__What you will do__
From the listing below, copy every line with the word "субсидий".

__Items__
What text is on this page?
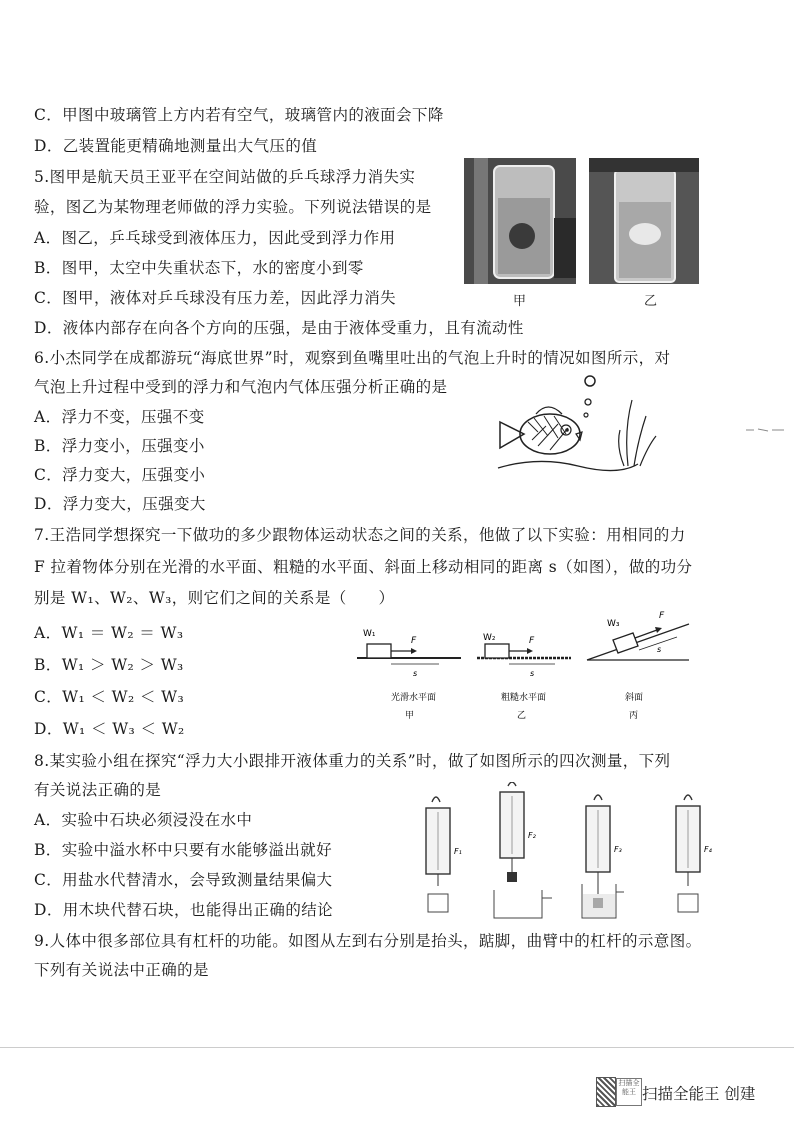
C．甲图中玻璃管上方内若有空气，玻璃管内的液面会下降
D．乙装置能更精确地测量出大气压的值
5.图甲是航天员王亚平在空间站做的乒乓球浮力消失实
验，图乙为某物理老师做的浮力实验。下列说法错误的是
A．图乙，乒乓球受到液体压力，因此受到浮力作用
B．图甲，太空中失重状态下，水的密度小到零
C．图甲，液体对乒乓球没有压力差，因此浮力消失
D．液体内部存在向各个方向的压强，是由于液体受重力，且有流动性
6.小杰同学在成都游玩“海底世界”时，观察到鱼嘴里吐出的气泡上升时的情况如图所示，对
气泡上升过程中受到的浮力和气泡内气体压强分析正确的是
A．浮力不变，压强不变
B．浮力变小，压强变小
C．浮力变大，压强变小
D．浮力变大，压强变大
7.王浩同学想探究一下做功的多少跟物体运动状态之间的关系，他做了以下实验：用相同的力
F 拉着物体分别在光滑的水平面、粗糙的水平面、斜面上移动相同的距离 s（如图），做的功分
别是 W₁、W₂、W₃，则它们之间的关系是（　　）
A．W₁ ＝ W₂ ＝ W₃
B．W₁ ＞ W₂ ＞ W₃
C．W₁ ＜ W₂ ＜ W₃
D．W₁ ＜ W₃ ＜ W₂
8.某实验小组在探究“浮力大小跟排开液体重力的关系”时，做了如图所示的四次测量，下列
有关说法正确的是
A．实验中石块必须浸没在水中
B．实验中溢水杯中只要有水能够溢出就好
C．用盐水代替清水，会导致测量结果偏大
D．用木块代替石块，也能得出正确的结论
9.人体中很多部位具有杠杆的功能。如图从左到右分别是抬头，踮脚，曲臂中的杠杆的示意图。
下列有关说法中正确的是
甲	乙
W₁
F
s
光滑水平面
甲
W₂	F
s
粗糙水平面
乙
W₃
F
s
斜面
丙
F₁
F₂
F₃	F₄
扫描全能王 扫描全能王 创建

--

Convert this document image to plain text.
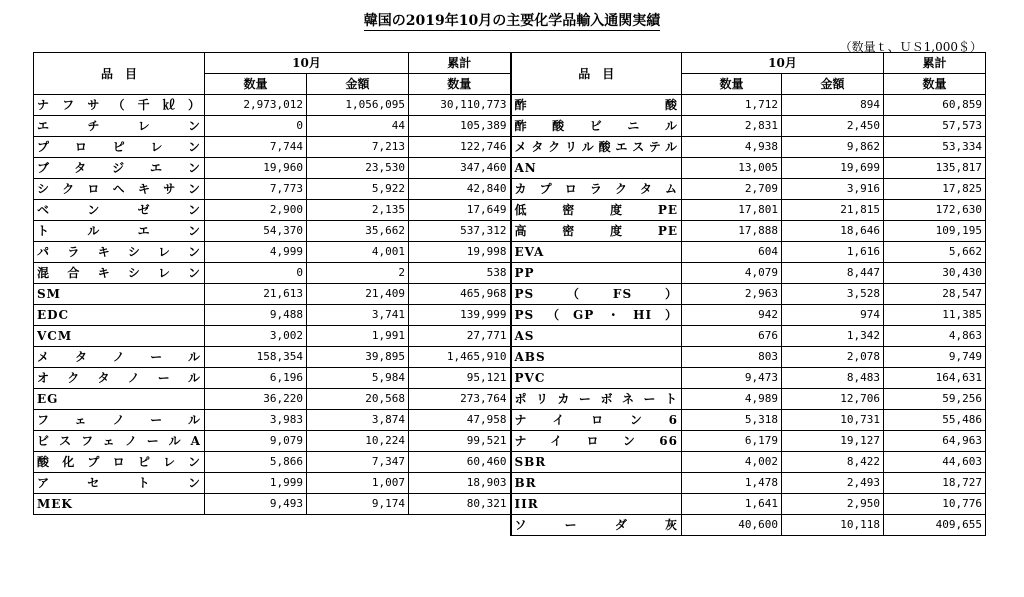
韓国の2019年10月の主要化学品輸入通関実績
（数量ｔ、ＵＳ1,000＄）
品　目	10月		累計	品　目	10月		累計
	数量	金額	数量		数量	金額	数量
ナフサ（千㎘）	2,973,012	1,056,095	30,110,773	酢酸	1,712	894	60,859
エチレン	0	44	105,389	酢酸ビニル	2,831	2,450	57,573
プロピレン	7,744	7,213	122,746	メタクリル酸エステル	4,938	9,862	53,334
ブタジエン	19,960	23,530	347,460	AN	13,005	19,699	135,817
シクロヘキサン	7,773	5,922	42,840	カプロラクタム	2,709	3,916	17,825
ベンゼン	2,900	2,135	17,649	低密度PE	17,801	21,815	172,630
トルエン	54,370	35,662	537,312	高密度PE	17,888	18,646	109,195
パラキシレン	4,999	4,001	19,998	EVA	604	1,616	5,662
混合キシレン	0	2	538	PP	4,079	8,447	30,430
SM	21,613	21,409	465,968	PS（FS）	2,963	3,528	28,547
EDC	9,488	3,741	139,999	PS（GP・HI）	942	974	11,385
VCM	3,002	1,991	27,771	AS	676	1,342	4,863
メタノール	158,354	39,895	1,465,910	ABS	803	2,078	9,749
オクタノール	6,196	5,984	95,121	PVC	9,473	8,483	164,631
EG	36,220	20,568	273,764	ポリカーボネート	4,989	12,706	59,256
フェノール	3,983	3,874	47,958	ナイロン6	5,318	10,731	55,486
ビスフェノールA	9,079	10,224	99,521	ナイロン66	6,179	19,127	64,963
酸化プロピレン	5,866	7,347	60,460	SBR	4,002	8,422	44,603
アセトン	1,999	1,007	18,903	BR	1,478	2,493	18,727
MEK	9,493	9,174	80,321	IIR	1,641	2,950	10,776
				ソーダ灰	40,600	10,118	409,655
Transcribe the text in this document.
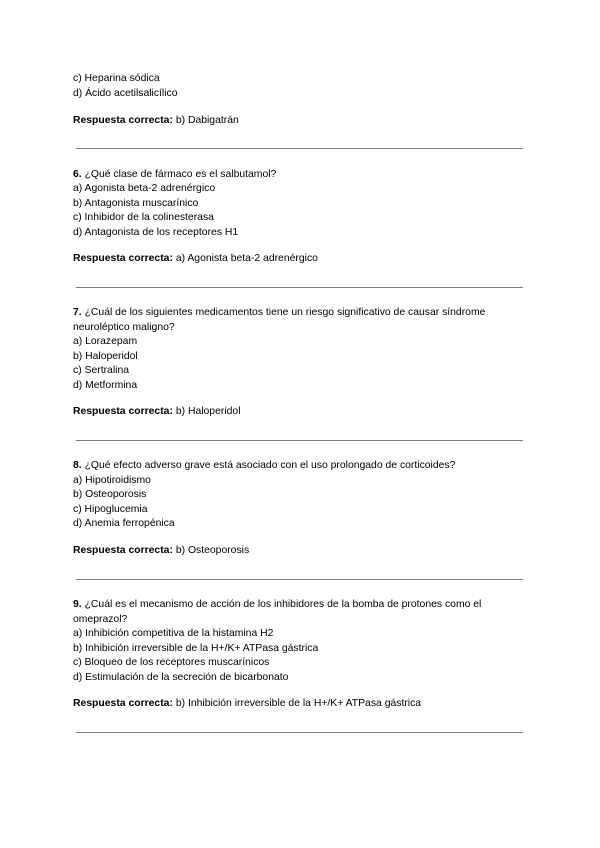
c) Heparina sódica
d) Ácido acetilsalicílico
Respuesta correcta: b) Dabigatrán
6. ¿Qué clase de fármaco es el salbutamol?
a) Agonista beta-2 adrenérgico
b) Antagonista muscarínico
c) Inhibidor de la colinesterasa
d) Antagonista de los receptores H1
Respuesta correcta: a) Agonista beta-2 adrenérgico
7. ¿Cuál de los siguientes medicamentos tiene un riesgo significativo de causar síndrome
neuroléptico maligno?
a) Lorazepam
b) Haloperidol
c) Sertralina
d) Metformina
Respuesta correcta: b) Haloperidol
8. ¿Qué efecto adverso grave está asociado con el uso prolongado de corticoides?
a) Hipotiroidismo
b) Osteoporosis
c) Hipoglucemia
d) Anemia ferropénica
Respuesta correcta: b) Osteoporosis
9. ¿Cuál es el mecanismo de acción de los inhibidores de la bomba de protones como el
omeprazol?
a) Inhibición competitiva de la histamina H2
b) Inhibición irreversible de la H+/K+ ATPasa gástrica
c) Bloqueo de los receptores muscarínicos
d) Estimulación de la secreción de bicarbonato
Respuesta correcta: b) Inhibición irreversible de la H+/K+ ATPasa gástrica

---

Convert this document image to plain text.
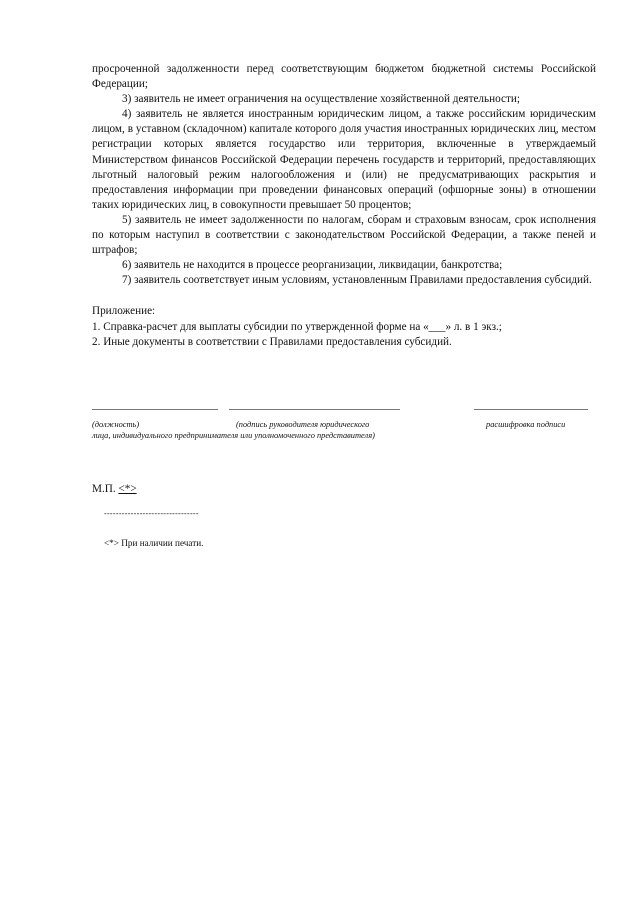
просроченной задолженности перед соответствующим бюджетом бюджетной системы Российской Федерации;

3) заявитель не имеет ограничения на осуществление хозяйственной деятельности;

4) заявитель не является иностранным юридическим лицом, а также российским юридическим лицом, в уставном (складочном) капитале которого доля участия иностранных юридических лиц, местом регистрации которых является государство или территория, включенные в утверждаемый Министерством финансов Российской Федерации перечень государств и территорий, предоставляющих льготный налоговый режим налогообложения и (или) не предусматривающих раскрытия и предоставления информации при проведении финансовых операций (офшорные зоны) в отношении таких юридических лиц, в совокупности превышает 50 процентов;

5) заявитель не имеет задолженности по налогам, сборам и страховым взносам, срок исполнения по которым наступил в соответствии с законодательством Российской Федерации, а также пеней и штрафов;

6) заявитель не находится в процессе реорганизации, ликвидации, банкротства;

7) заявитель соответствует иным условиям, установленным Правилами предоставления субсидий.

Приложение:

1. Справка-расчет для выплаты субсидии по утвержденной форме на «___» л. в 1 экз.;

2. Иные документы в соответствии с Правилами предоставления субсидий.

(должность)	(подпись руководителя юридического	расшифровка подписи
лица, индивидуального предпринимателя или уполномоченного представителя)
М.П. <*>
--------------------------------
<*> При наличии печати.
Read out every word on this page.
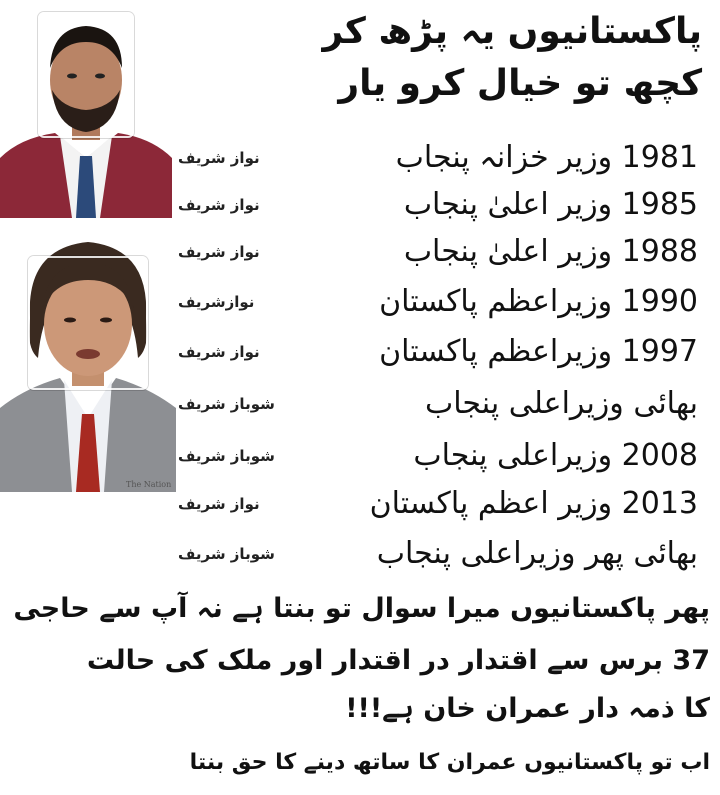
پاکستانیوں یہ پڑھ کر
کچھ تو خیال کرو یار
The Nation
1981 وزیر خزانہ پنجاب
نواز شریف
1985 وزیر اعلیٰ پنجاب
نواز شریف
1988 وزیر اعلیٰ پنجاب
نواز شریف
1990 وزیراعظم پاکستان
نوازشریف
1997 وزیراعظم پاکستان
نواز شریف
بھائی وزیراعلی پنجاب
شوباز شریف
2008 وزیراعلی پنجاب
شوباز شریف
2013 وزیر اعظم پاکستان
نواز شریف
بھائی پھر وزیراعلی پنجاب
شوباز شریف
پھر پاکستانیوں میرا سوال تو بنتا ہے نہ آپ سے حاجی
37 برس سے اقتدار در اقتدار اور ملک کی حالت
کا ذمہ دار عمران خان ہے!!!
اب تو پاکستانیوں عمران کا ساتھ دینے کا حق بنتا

__Full solution__
7) заявитель соответствует иным условиям, установленным Правилами предоставления субсидий.
2. Иные документы в соответствии с Правилами предоставления субсидий.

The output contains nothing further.